◆ Task brief:
Using the entries that follow, state how many lines contain the word "consectetur". The response is that number and nothing more.

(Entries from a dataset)
++++++++++++++++++++

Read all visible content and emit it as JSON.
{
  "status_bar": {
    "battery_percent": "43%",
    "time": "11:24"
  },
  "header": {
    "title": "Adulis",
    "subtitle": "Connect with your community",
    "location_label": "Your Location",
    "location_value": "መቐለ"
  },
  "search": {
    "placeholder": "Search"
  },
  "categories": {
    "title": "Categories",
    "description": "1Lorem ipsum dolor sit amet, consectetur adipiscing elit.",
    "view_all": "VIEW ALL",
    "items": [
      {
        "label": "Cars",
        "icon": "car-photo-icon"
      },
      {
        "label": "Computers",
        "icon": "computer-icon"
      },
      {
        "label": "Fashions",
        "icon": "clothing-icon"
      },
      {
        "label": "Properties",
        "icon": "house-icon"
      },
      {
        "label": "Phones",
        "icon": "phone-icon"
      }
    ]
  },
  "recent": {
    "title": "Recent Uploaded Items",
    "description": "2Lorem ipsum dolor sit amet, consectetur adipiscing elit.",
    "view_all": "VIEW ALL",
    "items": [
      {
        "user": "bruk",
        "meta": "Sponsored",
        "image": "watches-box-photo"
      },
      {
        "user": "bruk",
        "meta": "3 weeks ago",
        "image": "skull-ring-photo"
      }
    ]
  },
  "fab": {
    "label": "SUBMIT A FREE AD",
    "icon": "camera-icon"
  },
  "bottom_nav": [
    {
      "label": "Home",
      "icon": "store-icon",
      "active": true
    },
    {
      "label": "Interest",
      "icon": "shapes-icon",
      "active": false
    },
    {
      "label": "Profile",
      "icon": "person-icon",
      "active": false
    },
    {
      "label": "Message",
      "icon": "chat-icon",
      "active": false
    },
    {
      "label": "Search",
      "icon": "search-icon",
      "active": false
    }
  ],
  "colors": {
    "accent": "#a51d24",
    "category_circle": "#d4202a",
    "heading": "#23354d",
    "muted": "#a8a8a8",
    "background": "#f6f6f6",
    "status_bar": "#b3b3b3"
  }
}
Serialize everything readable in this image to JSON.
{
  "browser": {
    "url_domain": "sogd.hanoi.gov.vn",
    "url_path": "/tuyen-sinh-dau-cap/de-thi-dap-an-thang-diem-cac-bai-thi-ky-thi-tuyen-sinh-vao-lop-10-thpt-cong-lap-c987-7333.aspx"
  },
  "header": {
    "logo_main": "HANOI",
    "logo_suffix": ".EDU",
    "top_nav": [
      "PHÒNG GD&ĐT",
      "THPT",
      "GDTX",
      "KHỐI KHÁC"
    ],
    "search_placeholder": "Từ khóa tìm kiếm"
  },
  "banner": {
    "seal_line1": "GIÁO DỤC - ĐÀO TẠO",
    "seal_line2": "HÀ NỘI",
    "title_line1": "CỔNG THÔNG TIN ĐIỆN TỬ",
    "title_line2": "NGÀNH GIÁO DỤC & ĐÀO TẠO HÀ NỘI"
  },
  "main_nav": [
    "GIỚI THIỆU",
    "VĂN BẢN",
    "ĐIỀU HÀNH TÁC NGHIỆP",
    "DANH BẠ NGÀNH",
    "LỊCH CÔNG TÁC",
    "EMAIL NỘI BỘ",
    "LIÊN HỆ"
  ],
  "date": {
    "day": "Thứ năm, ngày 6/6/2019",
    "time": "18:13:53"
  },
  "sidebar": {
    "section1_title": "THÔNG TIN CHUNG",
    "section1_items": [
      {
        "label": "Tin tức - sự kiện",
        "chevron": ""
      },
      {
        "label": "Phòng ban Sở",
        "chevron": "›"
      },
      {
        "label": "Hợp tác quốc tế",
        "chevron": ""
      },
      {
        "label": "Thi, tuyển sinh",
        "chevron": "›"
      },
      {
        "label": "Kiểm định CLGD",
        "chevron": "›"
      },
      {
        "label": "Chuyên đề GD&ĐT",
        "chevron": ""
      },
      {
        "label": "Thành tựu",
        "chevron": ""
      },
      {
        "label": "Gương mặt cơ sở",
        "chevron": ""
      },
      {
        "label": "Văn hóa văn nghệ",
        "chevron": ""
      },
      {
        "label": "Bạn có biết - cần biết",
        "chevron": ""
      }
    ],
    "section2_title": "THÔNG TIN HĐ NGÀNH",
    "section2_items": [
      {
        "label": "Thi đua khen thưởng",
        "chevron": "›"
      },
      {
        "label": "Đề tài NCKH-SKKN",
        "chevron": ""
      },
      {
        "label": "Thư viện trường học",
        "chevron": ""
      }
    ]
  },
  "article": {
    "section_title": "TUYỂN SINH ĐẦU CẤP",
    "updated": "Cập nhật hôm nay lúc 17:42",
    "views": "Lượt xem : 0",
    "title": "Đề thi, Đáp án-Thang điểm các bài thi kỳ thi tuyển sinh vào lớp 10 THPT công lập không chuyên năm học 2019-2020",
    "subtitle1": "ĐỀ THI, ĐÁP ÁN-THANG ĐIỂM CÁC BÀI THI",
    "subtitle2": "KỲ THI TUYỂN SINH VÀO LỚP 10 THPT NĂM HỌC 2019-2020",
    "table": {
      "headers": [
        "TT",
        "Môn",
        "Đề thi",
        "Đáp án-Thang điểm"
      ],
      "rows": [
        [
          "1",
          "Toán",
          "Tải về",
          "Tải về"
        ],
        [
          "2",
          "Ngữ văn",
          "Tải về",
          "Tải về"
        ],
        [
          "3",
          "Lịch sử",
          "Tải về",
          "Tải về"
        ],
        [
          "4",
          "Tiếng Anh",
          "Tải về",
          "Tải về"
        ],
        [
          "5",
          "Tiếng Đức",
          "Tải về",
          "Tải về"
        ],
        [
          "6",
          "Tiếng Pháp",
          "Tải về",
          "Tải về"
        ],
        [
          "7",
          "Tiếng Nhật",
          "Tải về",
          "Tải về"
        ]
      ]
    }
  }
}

++++++++++++++++++++

◆ Answer:
2